TO BE DONE: Exactly reproduce each line of the listing that follows.

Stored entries

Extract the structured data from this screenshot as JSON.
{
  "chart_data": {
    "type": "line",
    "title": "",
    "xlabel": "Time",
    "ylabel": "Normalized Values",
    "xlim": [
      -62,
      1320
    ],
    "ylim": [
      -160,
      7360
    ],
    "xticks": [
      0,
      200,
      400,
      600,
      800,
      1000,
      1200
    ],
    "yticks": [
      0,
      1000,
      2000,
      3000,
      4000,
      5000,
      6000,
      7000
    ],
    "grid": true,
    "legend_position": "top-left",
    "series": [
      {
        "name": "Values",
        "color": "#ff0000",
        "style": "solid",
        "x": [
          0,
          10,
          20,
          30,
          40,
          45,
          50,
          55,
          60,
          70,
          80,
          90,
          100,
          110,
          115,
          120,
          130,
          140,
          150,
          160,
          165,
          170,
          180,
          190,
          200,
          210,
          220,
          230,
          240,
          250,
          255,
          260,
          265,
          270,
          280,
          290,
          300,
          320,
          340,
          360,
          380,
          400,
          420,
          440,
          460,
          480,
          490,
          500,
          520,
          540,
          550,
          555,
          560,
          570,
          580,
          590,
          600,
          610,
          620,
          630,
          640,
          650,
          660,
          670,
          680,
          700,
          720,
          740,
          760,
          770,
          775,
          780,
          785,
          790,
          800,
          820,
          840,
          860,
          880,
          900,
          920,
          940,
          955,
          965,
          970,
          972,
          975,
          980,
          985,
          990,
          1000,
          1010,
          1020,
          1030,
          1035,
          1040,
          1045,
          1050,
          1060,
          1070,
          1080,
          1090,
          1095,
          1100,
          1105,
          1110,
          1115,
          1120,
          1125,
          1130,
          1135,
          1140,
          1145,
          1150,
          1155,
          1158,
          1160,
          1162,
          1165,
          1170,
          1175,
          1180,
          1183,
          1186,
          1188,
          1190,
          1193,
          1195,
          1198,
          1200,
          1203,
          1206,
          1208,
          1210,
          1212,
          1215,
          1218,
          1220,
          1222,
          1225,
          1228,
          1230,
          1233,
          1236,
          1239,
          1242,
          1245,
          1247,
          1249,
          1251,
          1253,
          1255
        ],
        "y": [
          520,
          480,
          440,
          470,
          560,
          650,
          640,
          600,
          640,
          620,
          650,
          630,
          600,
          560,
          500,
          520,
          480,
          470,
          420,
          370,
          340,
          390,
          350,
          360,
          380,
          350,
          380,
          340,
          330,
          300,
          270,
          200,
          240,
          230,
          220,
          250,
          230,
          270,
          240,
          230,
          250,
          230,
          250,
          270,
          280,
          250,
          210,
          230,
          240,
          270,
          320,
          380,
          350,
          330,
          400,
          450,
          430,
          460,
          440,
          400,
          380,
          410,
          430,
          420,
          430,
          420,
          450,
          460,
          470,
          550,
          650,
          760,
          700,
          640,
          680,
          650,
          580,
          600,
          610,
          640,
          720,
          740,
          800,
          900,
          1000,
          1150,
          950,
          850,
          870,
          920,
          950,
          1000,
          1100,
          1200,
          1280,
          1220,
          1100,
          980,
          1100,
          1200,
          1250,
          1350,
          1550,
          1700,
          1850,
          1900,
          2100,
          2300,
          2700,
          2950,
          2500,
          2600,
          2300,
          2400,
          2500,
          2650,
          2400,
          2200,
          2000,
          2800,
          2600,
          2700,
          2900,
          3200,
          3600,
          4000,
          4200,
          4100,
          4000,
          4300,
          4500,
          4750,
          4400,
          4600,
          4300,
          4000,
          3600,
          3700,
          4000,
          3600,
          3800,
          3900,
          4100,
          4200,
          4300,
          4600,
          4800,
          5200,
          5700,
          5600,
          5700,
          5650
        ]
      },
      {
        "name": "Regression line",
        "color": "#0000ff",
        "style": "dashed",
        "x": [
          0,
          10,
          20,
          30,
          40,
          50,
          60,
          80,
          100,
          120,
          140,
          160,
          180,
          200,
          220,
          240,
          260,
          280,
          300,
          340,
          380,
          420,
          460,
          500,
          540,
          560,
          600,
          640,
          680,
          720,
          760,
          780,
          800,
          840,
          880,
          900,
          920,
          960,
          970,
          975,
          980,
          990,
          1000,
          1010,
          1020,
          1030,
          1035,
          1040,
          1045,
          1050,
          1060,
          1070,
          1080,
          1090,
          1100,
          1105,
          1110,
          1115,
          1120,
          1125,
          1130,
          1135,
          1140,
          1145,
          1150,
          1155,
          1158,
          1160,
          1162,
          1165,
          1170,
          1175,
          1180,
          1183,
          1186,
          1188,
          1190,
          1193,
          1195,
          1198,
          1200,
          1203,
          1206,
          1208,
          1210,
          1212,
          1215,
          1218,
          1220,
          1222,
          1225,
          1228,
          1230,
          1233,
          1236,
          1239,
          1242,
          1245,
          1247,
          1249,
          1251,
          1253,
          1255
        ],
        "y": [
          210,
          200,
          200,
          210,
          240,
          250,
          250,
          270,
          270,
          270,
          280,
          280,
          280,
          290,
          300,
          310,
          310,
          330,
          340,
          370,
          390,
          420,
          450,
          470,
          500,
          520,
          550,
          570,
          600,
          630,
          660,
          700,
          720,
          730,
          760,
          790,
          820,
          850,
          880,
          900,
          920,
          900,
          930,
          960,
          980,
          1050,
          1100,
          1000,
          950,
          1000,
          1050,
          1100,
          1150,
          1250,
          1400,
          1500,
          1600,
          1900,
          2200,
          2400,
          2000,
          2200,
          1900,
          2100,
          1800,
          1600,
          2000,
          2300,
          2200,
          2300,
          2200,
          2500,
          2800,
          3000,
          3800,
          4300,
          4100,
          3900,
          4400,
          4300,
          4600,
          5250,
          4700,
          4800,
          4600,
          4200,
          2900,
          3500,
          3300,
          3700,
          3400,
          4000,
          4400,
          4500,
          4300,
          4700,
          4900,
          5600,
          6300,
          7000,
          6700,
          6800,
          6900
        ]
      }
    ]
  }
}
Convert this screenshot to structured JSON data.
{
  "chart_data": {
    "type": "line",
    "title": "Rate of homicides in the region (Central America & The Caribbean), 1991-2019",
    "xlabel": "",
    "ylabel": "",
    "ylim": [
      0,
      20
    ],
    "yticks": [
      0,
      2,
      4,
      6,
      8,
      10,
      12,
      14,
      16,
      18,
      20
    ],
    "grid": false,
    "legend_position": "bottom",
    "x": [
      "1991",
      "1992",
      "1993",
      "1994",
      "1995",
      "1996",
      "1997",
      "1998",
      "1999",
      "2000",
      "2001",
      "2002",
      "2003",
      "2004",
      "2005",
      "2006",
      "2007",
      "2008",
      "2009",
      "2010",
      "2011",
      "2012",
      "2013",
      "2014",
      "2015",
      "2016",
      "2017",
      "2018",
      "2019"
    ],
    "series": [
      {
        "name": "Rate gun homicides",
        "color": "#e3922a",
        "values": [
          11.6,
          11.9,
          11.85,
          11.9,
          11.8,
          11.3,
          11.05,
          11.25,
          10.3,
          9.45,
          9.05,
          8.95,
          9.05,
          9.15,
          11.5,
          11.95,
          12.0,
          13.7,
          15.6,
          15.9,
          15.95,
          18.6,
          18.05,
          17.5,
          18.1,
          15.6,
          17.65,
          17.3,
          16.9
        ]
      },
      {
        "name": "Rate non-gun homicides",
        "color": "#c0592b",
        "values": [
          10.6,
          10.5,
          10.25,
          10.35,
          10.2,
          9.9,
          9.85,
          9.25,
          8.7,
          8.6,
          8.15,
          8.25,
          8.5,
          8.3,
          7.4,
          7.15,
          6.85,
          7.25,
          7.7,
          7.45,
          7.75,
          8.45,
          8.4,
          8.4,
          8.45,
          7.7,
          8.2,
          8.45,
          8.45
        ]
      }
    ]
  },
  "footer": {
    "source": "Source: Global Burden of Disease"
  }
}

FULL ANSWER:
Extract the structured data from this screenshot as JSON.
{
  "chart_data": {
    "type": "line",
    "title": "",
    "xlabel": "Time",
    "ylabel": "Normalized Values",
    "xlim": [
      -62,
      1320
    ],
    "ylim": [
      -160,
      7360
    ],
    "xticks": [
      0,
      200,
      400,
      600,
      800,
      1000,
      1200
    ],
    "yticks": [
      0,
      1000,
      2000,
      3000,
      4000,
      5000,
      6000,
      7000
    ],
    "grid": true,
    "legend_position": "top-left",
    "series": [
      {
        "name": "Values",
        "color": "#ff0000",
        "style": "solid",
        "x": [
          0,
          10,
          20,
          30,
          40,
          45,
          50,
          55,
          60,
          70,
          80,
          90,
          100,
          110,
          115,
          120,
          130,
          140,
          150,
          160,
          165,
          170,
          180,
          190,
          200,
          210,
          220,
          230,
          240,
          250,
          255,
          260,
          265,
          270,
          280,
          290,
          300,
          320,
          340,
          360,
          380,
          400,
          420,
          440,
          460,
          480,
          490,
          500,
          520,
          540,
          550,
          555,
          560,
          570,
          580,
          590,
          600,
          610,
          620,
          630,
          640,
          650,
          660,
          670,
          680,
          700,
          720,
          740,
          760,
          770,
          775,
          780,
          785,
          790,
          800,
          820,
          840,
          860,
          880,
          900,
          920,
          940,
          955,
          965,
          970,
          972,
          975,
          980,
          985,
          990,
          1000,
          1010,
          1020,
          1030,
          1035,
          1040,
          1045,
          1050,
          1060,
          1070,
          1080,
          1090,
          1095,
          1100,
          1105,
          1110,
          1115,
          1120,
          1125,
          1130,
          1135,
          1140,
          1145,
          1150,
          1155,
          1158,
          1160,
          1162,
          1165,
          1170,
          1175,
          1180,
          1183,
          1186,
          1188,
          1190,
          1193,
          1195,
          1198,
          1200,
          1203,
          1206,
          1208,
          1210,
          1212,
          1215,
          1218,
          1220,
          1222,
          1225,
          1228,
          1230,
          1233,
          1236,
          1239,
          1242,
          1245,
          1247,
          1249,
          1251,
          1253,
          1255
        ],
        "y": [
          520,
          480,
          440,
          470,
          560,
          650,
          640,
          600,
          640,
          620,
          650,
          630,
          600,
          560,
          500,
          520,
          480,
          470,
          420,
          370,
          340,
          390,
          350,
          360,
          380,
          350,
          380,
          340,
          330,
          300,
          270,
          200,
          240,
          230,
          220,
          250,
          230,
          270,
          240,
          230,
          250,
          230,
          250,
          270,
          280,
          250,
          210,
          230,
          240,
          270,
          320,
          380,
          350,
          330,
          400,
          450,
          430,
          460,
          440,
          400,
          380,
          410,
          430,
          420,
          430,
          420,
          450,
          460,
          470,
          550,
          650,
          760,
          700,
          640,
          680,
          650,
          580,
          600,
          610,
          640,
          720,
          740,
          800,
          900,
          1000,
          1150,
          950,
          850,
          870,
          920,
          950,
          1000,
          1100,
          1200,
          1280,
          1220,
          1100,
          980,
          1100,
          1200,
          1250,
          1350,
          1550,
          1700,
          1850,
          1900,
          2100,
          2300,
          2700,
          2950,
          2500,
          2600,
          2300,
          2400,
          2500,
          2650,
          2400,
          2200,
          2000,
          2800,
          2600,
          2700,
          2900,
          3200,
          3600,
          4000,
          4200,
          4100,
          4000,
          4300,
          4500,
          4750,
          4400,
          4600,
          4300,
          4000,
          3600,
          3700,
          4000,
          3600,
          3800,
          3900,
          4100,
          4200,
          4300,
          4600,
          4800,
          5200,
          5700,
          5600,
          5700,
          5650
        ]
      },
      {
        "name": "Regression line",
        "color": "#0000ff",
        "style": "dashed",
        "x": [
          0,
          10,
          20,
          30,
          40,
          50,
          60,
          80,
          100,
          120,
          140,
          160,
          180,
          200,
          220,
          240,
          260,
          280,
          300,
          340,
          380,
          420,
          460,
          500,
          540,
          560,
          600,
          640,
          680,
          720,
          760,
          780,
          800,
          840,
          880,
          900,
          920,
          960,
          970,
          975,
          980,
          990,
          1000,
          1010,
          1020,
          1030,
          1035,
          1040,
          1045,
          1050,
          1060,
          1070,
          1080,
          1090,
          1100,
          1105,
          1110,
          1115,
          1120,
          1125,
          1130,
          1135,
          1140,
          1145,
          1150,
          1155,
          1158,
          1160,
          1162,
          1165,
          1170,
          1175,
          1180,
          1183,
          1186,
          1188,
          1190,
          1193,
          1195,
          1198,
          1200,
          1203,
          1206,
          1208,
          1210,
          1212,
          1215,
          1218,
          1220,
          1222,
          1225,
          1228,
          1230,
          1233,
          1236,
          1239,
          1242,
          1245,
          1247,
          1249,
          1251,
          1253,
          1255
        ],
        "y": [
          210,
          200,
          200,
          210,
          240,
          250,
          250,
          270,
          270,
          270,
          280,
          280,
          280,
          290,
          300,
          310,
          310,
          330,
          340,
          370,
          390,
          420,
          450,
          470,
          500,
          520,
          550,
          570,
          600,
          630,
          660,
          700,
          720,
          730,
          760,
          790,
          820,
          850,
          880,
          900,
          920,
          900,
          930,
          960,
          980,
          1050,
          1100,
          1000,
          950,
          1000,
          1050,
          1100,
          1150,
          1250,
          1400,
          1500,
          1600,
          1900,
          2200,
          2400,
          2000,
          2200,
          1900,
          2100,
          1800,
          1600,
          2000,
          2300,
          2200,
          2300,
          2200,
          2500,
          2800,
          3000,
          3800,
          4300,
          4100,
          3900,
          4400,
          4300,
          4600,
          5250,
          4700,
          4800,
          4600,
          4200,
          2900,
          3500,
          3300,
          3700,
          3400,
          4000,
          4400,
          4500,
          4300,
          4700,
          4900,
          5600,
          6300,
          7000,
          6700,
          6800,
          6900
        ]
      }
    ]
  }
}
Convert this screenshot to structured JSON data.
{
  "chart_data": {
    "type": "line",
    "title": "Rate of homicides in the region (Central America & The Caribbean), 1991-2019",
    "xlabel": "",
    "ylabel": "",
    "ylim": [
      0,
      20
    ],
    "yticks": [
      0,
      2,
      4,
      6,
      8,
      10,
      12,
      14,
      16,
      18,
      20
    ],
    "grid": false,
    "legend_position": "bottom",
    "x": [
      "1991",
      "1992",
      "1993",
      "1994",
      "1995",
      "1996",
      "1997",
      "1998",
      "1999",
      "2000",
      "2001",
      "2002",
      "2003",
      "2004",
      "2005",
      "2006",
      "2007",
      "2008",
      "2009",
      "2010",
      "2011",
      "2012",
      "2013",
      "2014",
      "2015",
      "2016",
      "2017",
      "2018",
      "2019"
    ],
    "series": [
      {
        "name": "Rate gun homicides",
        "color": "#e3922a",
        "values": [
          11.6,
          11.9,
          11.85,
          11.9,
          11.8,
          11.3,
          11.05,
          11.25,
          10.3,
          9.45,
          9.05,
          8.95,
          9.05,
          9.15,
          11.5,
          11.95,
          12.0,
          13.7,
          15.6,
          15.9,
          15.95,
          18.6,
          18.05,
          17.5,
          18.1,
          15.6,
          17.65,
          17.3,
          16.9
        ]
      },
      {
        "name": "Rate non-gun homicides",
        "color": "#c0592b",
        "values": [
          10.6,
          10.5,
          10.25,
          10.35,
          10.2,
          9.9,
          9.85,
          9.25,
          8.7,
          8.6,
          8.15,
          8.25,
          8.5,
          8.3,
          7.4,
          7.15,
          6.85,
          7.25,
          7.7,
          7.45,
          7.75,
          8.45,
          8.4,
          8.4,
          8.45,
          7.7,
          8.2,
          8.45,
          8.45
        ]
      }
    ]
  },
  "footer": {
    "source": "Source: Global Burden of Disease"
  }
}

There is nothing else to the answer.